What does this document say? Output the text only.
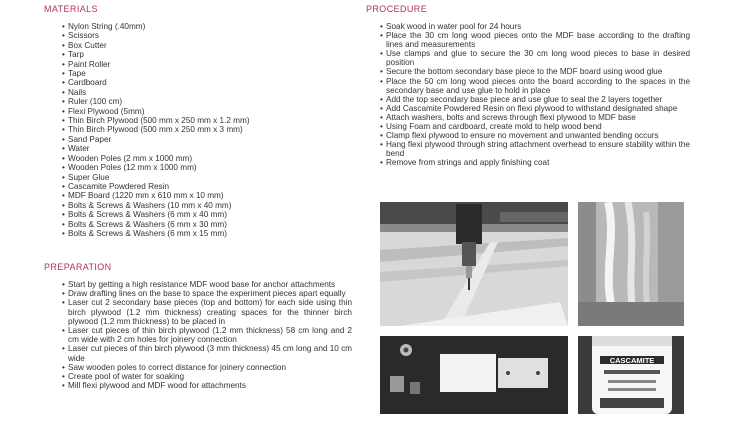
MATERIALS
• Nylon String (.40mm)
• Scissors
• Box Cutter
• Tarp
• Paint Roller
• Tape
• Cardboard
• Nails
• Ruler (100 cm)
• Flexi Plywood (5mm)
• Thin Birch Plywood (500 mm x 250 mm x 1.2 mm)
• Thin Birch Plywood (500 mm x 250 mm x 3 mm)
• Sand Paper
• Water
• Wooden Poles (2 mm x 1000 mm)
• Wooden Poles (12 mm x 1000 mm)
• Super Glue
• Cascamite Powdered Resin
• MDF Board (1220 mm x 610 mm x 10 mm)
• Bolts & Screws & Washers (10 mm x 40 mm)
• Bolts & Screws & Washers (6 mm x 40 mm)
• Bolts & Screws & Washers (6 mm x 30 mm)
• Bolts & Screws & Washers (6 mm x 15 mm)
PREPARATION
• Start by getting a high resistance MDF wood base for anchor attachments
• Draw drafting lines on the base to space the experiment pieces apart equally
• Laser cut 2 secondary base pieces (top and bottom) for each side using thin birch plywood (1.2 mm thickness) creating spaces for the thinner birch plywood (1.2 mm thickness) to be placed in
• Laser cut pieces of thin birch plywood (1.2 mm thickness) 58 cm long and 2 cm wide with 2 cm holes for joinery connection
• Laser cut pieces of thin birch plywood (3 mm thickness) 45 cm long and 10 cm wide
• Saw wooden poles to correct distance for joinery connection
• Create pool of water for soaking
• Mill flexi plywood and MDF wood for attachments
PROCEDURE
• Soak wood in water pool for 24 hours
• Place the 30 cm long wood pieces onto the MDF base according to the drafting lines and measurements
• Use clamps and glue to secure the 30 cm long wood pieces to base in desired position
• Secure the bottom secondary base piece to the MDF board using wood glue
• Place the 50 cm long wood pieces onto the board according to the spaces in the secondary base and use glue to hold in place
• Add the top secondary base piece and use glue to seal the 2 layers together
• Add Cascamite Powdered Resin on flexi plywood to withstand designated shape
• Attach washers, bolts and screws through flexi plywood to MDF base
• Using Foam and cardboard, create mold to help wood bend
• Clamp flexi plywood to ensure no movement and unwanted bending occurs
• Hang flexi plywood through string attachment overhead to ensure stability within the bend
• Remove from strings and apply finishing coat
CASCAMITE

***

**What you will do:** Print the complete listing exactly, apart from any pictures.

**Solution to this exercise:**
What does this document say? Output the text only.
MATERIALS
• Nylon String (.40mm)
• Scissors
• Box Cutter
• Tarp
• Paint Roller
• Tape
• Cardboard
• Nails
• Ruler (100 cm)
• Flexi Plywood (5mm)
• Thin Birch Plywood (500 mm x 250 mm x 1.2 mm)
• Thin Birch Plywood (500 mm x 250 mm x 3 mm)
• Sand Paper
• Water
• Wooden Poles (2 mm x 1000 mm)
• Wooden Poles (12 mm x 1000 mm)
• Super Glue
• Cascamite Powdered Resin
• MDF Board (1220 mm x 610 mm x 10 mm)
• Bolts & Screws & Washers (10 mm x 40 mm)
• Bolts & Screws & Washers (6 mm x 40 mm)
• Bolts & Screws & Washers (6 mm x 30 mm)
• Bolts & Screws & Washers (6 mm x 15 mm)
PREPARATION
• Start by getting a high resistance MDF wood base for anchor attachments
• Draw drafting lines on the base to space the experiment pieces apart equally
• Laser cut 2 secondary base pieces (top and bottom) for each side using thin birch plywood (1.2 mm thickness) creating spaces for the thinner birch plywood (1.2 mm thickness) to be placed in
• Laser cut pieces of thin birch plywood (1.2 mm thickness) 58 cm long and 2 cm wide with 2 cm holes for joinery connection
• Laser cut pieces of thin birch plywood (3 mm thickness) 45 cm long and 10 cm wide
• Saw wooden poles to correct distance for joinery connection
• Create pool of water for soaking
• Mill flexi plywood and MDF wood for attachments
PROCEDURE
• Soak wood in water pool for 24 hours
• Place the 30 cm long wood pieces onto the MDF base according to the drafting lines and measurements
• Use clamps and glue to secure the 30 cm long wood pieces to base in desired position
• Secure the bottom secondary base piece to the MDF board using wood glue
• Place the 50 cm long wood pieces onto the board according to the spaces in the secondary base and use glue to hold in place
• Add the top secondary base piece and use glue to seal the 2 layers together
• Add Cascamite Powdered Resin on flexi plywood to withstand designated shape
• Attach washers, bolts and screws through flexi plywood to MDF base
• Using Foam and cardboard, create mold to help wood bend
• Clamp flexi plywood to ensure no movement and unwanted bending occurs
• Hang flexi plywood through string attachment overhead to ensure stability within the bend
• Remove from strings and apply finishing coat
CASCAMITE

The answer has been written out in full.